▶ [Your goal] Look through the data for the string "JSON". Copy every line where it is found.

▶ [Recorded information]
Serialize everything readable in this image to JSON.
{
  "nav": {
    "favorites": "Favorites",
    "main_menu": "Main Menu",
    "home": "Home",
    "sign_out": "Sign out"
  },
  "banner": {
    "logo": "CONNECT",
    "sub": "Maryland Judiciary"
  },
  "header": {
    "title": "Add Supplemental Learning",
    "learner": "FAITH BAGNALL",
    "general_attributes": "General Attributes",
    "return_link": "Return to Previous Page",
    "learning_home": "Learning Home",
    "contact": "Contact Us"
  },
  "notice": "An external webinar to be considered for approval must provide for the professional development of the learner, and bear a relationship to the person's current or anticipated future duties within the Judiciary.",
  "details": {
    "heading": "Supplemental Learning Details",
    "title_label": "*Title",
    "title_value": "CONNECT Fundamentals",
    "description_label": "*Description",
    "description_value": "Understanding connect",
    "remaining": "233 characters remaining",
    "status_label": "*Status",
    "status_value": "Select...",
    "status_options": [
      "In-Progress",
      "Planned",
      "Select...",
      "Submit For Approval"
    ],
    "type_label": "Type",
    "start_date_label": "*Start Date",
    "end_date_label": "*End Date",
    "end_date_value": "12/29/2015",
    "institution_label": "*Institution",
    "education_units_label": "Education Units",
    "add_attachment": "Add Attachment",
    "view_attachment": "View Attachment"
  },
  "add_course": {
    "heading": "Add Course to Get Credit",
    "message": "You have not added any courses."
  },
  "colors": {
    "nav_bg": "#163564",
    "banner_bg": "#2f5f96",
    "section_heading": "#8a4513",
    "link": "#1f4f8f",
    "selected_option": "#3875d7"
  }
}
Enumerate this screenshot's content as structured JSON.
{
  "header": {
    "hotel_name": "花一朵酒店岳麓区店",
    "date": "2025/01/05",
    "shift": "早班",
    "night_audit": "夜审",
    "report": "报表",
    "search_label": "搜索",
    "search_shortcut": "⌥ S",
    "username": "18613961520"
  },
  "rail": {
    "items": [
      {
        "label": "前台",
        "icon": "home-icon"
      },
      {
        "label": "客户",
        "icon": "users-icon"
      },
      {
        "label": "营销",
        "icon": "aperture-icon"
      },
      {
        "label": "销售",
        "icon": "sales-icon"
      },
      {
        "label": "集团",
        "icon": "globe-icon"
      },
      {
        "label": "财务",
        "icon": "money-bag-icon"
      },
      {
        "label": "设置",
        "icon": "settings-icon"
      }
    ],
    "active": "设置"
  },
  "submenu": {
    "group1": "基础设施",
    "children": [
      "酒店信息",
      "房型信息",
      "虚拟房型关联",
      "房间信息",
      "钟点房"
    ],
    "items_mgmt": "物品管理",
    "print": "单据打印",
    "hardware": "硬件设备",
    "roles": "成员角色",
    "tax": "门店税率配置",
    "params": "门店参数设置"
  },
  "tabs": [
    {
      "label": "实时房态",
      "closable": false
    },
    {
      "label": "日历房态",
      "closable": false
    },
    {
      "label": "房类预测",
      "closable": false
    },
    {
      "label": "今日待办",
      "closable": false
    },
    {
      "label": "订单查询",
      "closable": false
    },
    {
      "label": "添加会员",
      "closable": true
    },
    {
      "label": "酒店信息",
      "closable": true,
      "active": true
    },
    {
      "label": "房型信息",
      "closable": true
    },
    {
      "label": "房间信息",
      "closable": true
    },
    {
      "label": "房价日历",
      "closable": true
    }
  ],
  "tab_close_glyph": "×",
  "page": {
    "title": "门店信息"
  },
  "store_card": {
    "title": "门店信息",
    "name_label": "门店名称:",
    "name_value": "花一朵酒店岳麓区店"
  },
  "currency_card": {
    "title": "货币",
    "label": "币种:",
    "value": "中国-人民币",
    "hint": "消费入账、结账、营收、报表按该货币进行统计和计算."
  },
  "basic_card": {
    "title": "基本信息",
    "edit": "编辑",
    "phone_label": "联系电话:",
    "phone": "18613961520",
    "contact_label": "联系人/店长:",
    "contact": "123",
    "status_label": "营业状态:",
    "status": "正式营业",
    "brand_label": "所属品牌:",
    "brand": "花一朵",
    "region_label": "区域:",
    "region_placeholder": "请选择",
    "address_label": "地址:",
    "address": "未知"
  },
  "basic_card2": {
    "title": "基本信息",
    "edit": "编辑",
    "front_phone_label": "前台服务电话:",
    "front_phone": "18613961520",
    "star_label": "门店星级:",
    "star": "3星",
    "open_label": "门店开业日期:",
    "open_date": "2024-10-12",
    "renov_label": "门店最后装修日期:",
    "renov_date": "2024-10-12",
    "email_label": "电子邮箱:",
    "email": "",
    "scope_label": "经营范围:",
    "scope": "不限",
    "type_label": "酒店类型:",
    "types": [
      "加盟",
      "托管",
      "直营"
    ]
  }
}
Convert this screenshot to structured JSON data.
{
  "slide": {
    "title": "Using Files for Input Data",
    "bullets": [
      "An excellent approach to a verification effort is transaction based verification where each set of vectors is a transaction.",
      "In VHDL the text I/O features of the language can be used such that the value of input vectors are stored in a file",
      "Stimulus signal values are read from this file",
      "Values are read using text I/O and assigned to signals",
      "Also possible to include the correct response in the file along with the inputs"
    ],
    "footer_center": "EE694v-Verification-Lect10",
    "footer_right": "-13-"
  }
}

▶ [Task solution]
Serialize everything readable in this image to JSON.
Enumerate this screenshot's content as structured JSON.
Convert this screenshot to structured JSON data.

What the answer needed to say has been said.